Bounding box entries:

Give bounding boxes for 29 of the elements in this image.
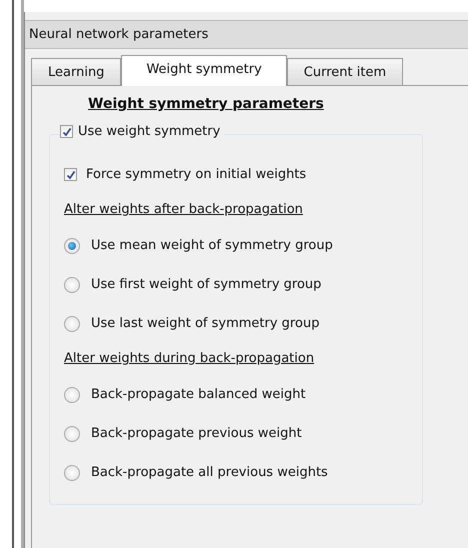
radio-icon[interactable] <box>64 386 80 402</box>
radio-label: Use first weight of symmetry group <box>91 277 322 292</box>
radio-option[interactable]: Use mean weight of symmetry group <box>64 226 422 265</box>
radio-label: Use mean weight of symmetry group <box>91 238 333 253</box>
radio-option[interactable]: Use last weight of symmetry group <box>64 304 422 343</box>
group-heading: Alter weights during back-propagation <box>64 350 316 368</box>
checkbox-icon[interactable] <box>64 168 77 181</box>
radio-option[interactable]: Back-propagate all previous weights <box>64 453 422 492</box>
checkbox-label: Force symmetry on initial weights <box>86 167 306 182</box>
checkbox-icon[interactable] <box>60 125 73 138</box>
radio-icon[interactable] <box>64 464 80 480</box>
section-title: Weight symmetry parameters <box>88 96 325 112</box>
radio-option[interactable]: Back-propagate balanced weight <box>64 375 422 414</box>
radio-icon[interactable] <box>64 276 80 292</box>
radio-icon[interactable] <box>64 426 80 442</box>
tab[interactable]: Current item <box>286 58 404 85</box>
radio-label: Back-propagate all previous weights <box>91 465 328 480</box>
radio-icon[interactable] <box>64 238 80 254</box>
radio-option[interactable]: Use first weight of symmetry group <box>64 265 422 304</box>
radio-label: Use last weight of symmetry group <box>91 316 320 331</box>
radio-option[interactable]: Back-propagate previous weight <box>64 414 422 453</box>
tab[interactable]: Weight symmetry <box>121 55 287 86</box>
group-heading: Alter weights after back-propagation <box>64 201 304 219</box>
tab[interactable]: Learning <box>31 58 122 85</box>
radio-label: Back-propagate previous weight <box>91 426 302 441</box>
panel-title: Neural network parameters <box>25 20 468 49</box>
radio-icon[interactable] <box>64 316 80 332</box>
radio-label: Back-propagate balanced weight <box>91 387 306 402</box>
checkbox-row[interactable]: Force symmetry on initial weights <box>64 155 422 194</box>
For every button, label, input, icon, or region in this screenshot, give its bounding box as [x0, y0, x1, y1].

TO BE DONE — Put the lines of the listing above into a numbered list, dropping any blank lines. Leave the picture out of your answer.

ANSWER TO THE EXERCISE —
1. Give bounding boxes for 29 of the elements in this image.
2. radio-icon[interactable] <box>64 386 80 402</box>
3. radio-label: Use first weight of symmetry group <box>91 277 322 292</box>
4. radio-option[interactable]: Use mean weight of symmetry group <box>64 226 422 265</box>
5. radio-label: Use mean weight of symmetry group <box>91 238 333 253</box>
6. radio-option[interactable]: Use last weight of symmetry group <box>64 304 422 343</box>
7. group-heading: Alter weights during back-propagation <box>64 350 316 368</box>
8. checkbox-icon[interactable] <box>64 168 77 181</box>
9. radio-option[interactable]: Back-propagate all previous weights <box>64 453 422 492</box>
10. checkbox-label: Force symmetry on initial weights <box>86 167 306 182</box>
11. checkbox-icon[interactable] <box>60 125 73 138</box>
12. radio-icon[interactable] <box>64 464 80 480</box>
13. section-title: Weight symmetry parameters <box>88 96 325 112</box>
14. radio-option[interactable]: Back-propagate balanced weight <box>64 375 422 414</box>
15. radio-icon[interactable] <box>64 276 80 292</box>
16. radio-icon[interactable] <box>64 426 80 442</box>
17. tab[interactable]: Current item <box>286 58 404 85</box>
18. radio-label: Back-propagate all previous weights <box>91 465 328 480</box>
19. radio-icon[interactable] <box>64 238 80 254</box>
20. radio-option[interactable]: Use first weight of symmetry group <box>64 265 422 304</box>
21. radio-label: Use last weight of symmetry group <box>91 316 320 331</box>
22. radio-option[interactable]: Back-propagate previous weight <box>64 414 422 453</box>
23. tab[interactable]: Weight symmetry <box>121 55 287 86</box>
24. group-heading: Alter weights after back-propagation <box>64 201 304 219</box>
25. tab[interactable]: Learning <box>31 58 122 85</box>
26. radio-label: Back-propagate previous weight <box>91 426 302 441</box>
27. panel-title: Neural network parameters <box>25 20 468 49</box>
28. radio-icon[interactable] <box>64 316 80 332</box>
29. radio-label: Back-propagate balanced weight <box>91 387 306 402</box>
30. checkbox-row[interactable]: Force symmetry on initial weights <box>64 155 422 194</box>
31. For every button, label, input, icon, or region in this screenshot, give its bounding box as [x0, y0, x1, y1].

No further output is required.